### [STATED TASK]
Write out the data verbatim, from its first line through the line that contains "get-license-key-button[interactable]: Get License", including both of those lines.

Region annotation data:
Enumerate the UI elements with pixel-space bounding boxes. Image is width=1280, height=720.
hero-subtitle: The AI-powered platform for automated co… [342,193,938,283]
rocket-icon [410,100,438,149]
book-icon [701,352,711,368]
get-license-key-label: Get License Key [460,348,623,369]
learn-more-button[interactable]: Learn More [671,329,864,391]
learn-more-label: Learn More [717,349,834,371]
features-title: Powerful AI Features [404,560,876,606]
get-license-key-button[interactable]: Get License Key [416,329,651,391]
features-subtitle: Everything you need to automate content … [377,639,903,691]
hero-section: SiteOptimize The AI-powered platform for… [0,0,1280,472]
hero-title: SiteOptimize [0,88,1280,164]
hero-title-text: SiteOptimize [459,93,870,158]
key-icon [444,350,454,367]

### [COMPLETE ANSWER]
Enumerate the UI elements with pixel-space bounding boxes. Image is width=1280, height=720.
hero-subtitle: The AI-powered platform for automated co… [342,193,938,283]
rocket-icon [410,100,438,149]
book-icon [701,352,711,368]
get-license-key-label: Get License Key [460,348,623,369]
learn-more-button[interactable]: Learn More [671,329,864,391]
learn-more-label: Learn More [717,349,834,371]
features-title: Powerful AI Features [404,560,876,606]
get-license-key-button[interactable]: Get License Key [416,329,651,391]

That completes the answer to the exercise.